# [PROBLEM TO WORK ON]
Transcribe the records that follow, preserving every word.
RECORDS start
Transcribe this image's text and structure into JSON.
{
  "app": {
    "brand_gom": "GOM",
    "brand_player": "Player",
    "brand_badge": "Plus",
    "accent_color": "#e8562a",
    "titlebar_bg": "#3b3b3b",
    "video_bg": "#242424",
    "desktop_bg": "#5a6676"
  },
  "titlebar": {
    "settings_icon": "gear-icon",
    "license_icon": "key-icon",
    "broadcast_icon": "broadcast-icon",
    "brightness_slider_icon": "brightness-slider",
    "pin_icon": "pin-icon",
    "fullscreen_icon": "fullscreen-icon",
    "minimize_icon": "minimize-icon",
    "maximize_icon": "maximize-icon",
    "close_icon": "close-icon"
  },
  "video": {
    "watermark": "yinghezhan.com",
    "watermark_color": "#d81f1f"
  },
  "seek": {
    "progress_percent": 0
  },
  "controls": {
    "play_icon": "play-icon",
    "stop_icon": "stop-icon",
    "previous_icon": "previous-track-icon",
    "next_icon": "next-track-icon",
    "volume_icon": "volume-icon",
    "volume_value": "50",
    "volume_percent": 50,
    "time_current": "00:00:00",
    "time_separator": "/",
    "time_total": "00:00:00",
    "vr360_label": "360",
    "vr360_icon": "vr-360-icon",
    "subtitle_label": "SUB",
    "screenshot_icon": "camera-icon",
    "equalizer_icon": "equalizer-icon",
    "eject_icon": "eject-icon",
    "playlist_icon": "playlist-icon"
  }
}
RECORDS end
# [ANSWER TO THE TASK]
Transcribe this image's text and structure into JSON.
{
  "app": {
    "brand_gom": "GOM",
    "brand_player": "Player",
    "brand_badge": "Plus",
    "accent_color": "#e8562a",
    "titlebar_bg": "#3b3b3b",
    "video_bg": "#242424",
    "desktop_bg": "#5a6676"
  },
  "titlebar": {
    "settings_icon": "gear-icon",
    "license_icon": "key-icon",
    "broadcast_icon": "broadcast-icon",
    "brightness_slider_icon": "brightness-slider",
    "pin_icon": "pin-icon",
    "fullscreen_icon": "fullscreen-icon",
    "minimize_icon": "minimize-icon",
    "maximize_icon": "maximize-icon",
    "close_icon": "close-icon"
  },
  "video": {
    "watermark": "yinghezhan.com",
    "watermark_color": "#d81f1f"
  },
  "seek": {
    "progress_percent": 0
  },
  "controls": {
    "play_icon": "play-icon",
    "stop_icon": "stop-icon",
    "previous_icon": "previous-track-icon",
    "next_icon": "next-track-icon",
    "volume_icon": "volume-icon",
    "volume_value": "50",
    "volume_percent": 50,
    "time_current": "00:00:00",
    "time_separator": "/",
    "time_total": "00:00:00",
    "vr360_label": "360",
    "vr360_icon": "vr-360-icon",
    "subtitle_label": "SUB",
    "screenshot_icon": "camera-icon",
    "equalizer_icon": "equalizer-icon",
    "eject_icon": "eject-icon",
    "playlist_icon": "playlist-icon"
  }
}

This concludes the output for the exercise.